*Raw records*.
----------

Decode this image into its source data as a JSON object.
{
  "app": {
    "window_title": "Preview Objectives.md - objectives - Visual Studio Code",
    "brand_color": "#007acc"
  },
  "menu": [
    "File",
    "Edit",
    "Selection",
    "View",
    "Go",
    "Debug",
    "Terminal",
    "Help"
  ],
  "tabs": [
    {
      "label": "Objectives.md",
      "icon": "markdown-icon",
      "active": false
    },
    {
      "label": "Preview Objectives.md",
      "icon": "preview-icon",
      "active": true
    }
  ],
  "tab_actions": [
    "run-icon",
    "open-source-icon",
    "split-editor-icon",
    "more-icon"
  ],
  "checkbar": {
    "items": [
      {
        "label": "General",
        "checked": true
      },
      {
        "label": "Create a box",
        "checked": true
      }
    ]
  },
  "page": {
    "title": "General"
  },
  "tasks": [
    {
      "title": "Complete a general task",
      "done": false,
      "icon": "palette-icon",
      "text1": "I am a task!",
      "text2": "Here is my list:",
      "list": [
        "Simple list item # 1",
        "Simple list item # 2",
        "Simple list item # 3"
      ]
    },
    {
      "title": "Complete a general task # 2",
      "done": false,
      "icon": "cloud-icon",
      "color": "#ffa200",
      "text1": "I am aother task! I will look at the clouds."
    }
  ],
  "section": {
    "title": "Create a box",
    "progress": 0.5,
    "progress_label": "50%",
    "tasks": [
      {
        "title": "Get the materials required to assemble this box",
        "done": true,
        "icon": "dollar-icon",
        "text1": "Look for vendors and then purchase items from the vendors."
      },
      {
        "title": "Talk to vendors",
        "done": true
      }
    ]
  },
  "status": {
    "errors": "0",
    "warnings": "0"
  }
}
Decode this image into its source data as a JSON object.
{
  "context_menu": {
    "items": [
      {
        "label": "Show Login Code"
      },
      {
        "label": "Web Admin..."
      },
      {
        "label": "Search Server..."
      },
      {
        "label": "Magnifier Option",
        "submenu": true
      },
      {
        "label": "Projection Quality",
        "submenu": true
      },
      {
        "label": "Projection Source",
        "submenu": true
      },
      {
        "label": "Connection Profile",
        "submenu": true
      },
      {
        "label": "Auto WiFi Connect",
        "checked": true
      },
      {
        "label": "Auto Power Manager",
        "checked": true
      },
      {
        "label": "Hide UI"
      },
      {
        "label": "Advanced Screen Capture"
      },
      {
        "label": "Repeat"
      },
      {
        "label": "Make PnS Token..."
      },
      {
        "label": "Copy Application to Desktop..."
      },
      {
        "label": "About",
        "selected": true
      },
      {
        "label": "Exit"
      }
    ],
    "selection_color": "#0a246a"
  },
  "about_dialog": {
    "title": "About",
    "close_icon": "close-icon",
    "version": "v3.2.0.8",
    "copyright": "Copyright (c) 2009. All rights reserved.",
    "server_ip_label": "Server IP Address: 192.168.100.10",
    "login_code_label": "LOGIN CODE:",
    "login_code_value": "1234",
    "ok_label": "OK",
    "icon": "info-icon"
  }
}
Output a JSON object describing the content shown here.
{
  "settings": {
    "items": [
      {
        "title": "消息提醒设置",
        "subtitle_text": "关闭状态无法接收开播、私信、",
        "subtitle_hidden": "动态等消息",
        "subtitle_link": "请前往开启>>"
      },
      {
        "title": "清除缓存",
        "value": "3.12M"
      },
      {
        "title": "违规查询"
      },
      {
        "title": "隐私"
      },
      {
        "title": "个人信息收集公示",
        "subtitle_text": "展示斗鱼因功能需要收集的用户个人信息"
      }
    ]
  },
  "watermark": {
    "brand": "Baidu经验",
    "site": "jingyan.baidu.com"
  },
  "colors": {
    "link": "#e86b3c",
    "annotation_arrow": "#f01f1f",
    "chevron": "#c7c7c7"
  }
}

----------

*Work to do*. What count of lines in the listing contain the word "done"? Reply with the number only.

*Expected output*. 4